--- START ENTRIES SHOWN ---

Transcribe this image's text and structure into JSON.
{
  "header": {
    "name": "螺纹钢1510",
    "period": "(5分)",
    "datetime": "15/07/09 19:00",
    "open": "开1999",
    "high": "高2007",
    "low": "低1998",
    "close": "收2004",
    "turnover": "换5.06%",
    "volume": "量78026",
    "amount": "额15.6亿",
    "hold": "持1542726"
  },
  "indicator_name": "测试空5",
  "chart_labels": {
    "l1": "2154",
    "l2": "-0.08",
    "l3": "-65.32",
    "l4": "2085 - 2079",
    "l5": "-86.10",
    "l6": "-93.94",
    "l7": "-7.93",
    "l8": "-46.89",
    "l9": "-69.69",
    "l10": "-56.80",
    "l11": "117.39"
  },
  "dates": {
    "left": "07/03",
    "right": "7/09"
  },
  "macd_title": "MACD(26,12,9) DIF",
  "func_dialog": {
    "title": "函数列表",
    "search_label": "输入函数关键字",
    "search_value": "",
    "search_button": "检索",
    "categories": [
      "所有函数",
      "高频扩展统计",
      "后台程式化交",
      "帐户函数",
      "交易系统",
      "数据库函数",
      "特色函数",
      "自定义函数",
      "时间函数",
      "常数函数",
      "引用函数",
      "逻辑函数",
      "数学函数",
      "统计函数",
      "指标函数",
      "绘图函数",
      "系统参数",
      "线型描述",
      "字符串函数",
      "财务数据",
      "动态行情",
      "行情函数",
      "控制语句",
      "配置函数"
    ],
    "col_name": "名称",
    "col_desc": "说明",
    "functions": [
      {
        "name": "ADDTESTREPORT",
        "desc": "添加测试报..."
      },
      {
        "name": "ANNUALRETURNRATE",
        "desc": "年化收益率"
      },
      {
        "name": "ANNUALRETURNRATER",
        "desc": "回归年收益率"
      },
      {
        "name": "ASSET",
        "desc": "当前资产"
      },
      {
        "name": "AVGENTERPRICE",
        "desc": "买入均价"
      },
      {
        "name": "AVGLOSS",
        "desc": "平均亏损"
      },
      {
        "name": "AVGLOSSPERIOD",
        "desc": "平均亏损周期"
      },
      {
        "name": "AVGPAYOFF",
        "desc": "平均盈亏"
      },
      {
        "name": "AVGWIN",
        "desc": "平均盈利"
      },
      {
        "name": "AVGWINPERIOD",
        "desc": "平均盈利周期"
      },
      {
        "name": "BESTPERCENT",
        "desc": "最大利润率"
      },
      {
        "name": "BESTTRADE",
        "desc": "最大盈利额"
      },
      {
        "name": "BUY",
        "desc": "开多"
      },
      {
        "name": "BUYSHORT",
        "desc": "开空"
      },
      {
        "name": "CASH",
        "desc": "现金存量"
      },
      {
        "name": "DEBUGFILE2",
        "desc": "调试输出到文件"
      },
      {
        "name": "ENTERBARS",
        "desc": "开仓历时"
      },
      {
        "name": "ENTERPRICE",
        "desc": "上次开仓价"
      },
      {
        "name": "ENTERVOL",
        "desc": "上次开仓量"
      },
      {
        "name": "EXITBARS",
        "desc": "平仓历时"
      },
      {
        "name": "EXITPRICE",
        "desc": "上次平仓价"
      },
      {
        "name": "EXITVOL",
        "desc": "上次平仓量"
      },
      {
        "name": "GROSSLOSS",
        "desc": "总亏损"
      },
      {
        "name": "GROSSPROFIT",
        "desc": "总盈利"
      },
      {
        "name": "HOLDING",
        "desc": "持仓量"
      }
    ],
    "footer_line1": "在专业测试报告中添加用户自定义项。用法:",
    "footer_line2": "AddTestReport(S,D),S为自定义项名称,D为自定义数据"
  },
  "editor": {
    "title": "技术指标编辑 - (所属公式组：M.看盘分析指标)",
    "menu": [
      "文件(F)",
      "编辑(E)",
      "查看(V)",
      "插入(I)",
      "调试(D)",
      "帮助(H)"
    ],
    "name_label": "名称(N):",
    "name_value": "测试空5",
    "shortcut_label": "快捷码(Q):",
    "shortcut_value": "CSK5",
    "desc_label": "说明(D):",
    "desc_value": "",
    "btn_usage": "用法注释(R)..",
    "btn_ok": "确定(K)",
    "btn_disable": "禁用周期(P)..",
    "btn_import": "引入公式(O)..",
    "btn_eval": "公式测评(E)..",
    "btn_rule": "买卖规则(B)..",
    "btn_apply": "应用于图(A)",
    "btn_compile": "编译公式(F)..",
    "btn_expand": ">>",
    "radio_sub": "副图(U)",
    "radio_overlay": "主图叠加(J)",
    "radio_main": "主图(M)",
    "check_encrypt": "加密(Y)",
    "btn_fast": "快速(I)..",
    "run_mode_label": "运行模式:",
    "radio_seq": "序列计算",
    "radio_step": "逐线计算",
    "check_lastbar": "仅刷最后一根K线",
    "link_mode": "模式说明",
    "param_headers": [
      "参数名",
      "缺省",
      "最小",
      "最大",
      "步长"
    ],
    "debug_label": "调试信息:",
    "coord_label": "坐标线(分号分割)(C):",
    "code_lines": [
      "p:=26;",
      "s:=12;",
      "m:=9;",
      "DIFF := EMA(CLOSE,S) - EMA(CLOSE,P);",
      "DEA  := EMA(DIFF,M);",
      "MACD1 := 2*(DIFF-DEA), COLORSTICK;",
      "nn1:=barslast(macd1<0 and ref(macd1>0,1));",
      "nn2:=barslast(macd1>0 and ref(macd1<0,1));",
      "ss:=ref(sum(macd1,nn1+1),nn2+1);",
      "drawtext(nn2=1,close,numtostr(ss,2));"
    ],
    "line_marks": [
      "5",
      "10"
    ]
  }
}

--- END ENTRIES SHOWN ---

OBJECTIVE »
Spot every line that holds "DIFF" and copy it.

ANSWER TO THIS EXERCISE »
      "DIFF := EMA(CLOSE,S) - EMA(CLOSE,P);",
      "DEA  := EMA(DIFF,M);",
      "MACD1 := 2*(DIFF-DEA), COLORSTICK;",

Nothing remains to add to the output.